------ Input data
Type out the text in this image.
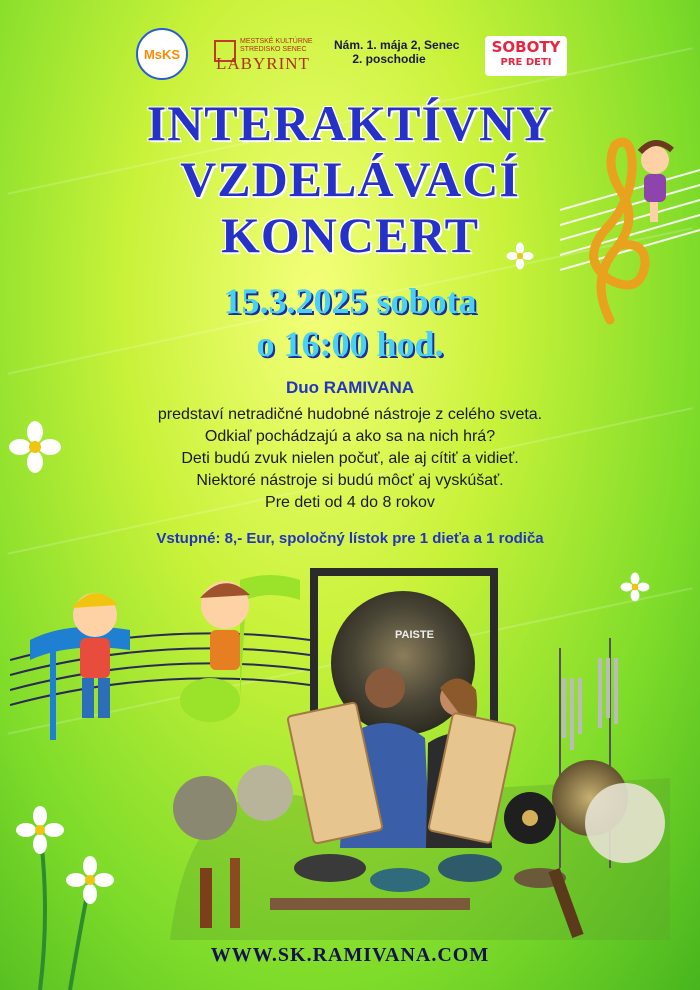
MsKS
MESTSKÉ KULTÚRNE STREDISKO SENEC
LABYRINT
Nám. 1. mája 2, Senec
2. poschodie
SOBOTY
PRE DETI
INTERAKTÍVNY
VZDELÁVACÍ
KONCERT
15.3.2025 sobota
o 16:00 hod.
Duo RAMIVANA
predstaví netradičné hudobné nástroje z celého sveta.
Odkiaľ pochádzajú a ako sa na nich hrá?
Deti budú zvuk nielen počuť, ale aj cítiť a vidieť.
Niektoré nástroje si budú môcť aj vyskúšať.
Pre deti od 4 do 8 rokov
Vstupné: 8,- Eur, spoločný lístok pre 1 dieťa a 1 rodiča
PAISTE
WWW.SK.RAMIVANA.COM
------------
- **Directions**: The material above must be printed exactly, with its pictures left out.

- **Answer for the task**:
Type out the text in this image.
MsKS
MESTSKÉ KULTÚRNE STREDISKO SENEC
LABYRINT
Nám. 1. mája 2, Senec
2. poschodie
SOBOTY
PRE DETI
INTERAKTÍVNY
VZDELÁVACÍ
KONCERT
15.3.2025 sobota
o 16:00 hod.
Duo RAMIVANA
predstaví netradičné hudobné nástroje z celého sveta.
Odkiaľ pochádzajú a ako sa na nich hrá?
Deti budú zvuk nielen počuť, ale aj cítiť a vidieť.
Niektoré nástroje si budú môcť aj vyskúšať.
Pre deti od 4 do 8 rokov
Vstupné: 8,- Eur, spoločný lístok pre 1 dieťa a 1 rodiča
PAISTE
WWW.SK.RAMIVANA.COM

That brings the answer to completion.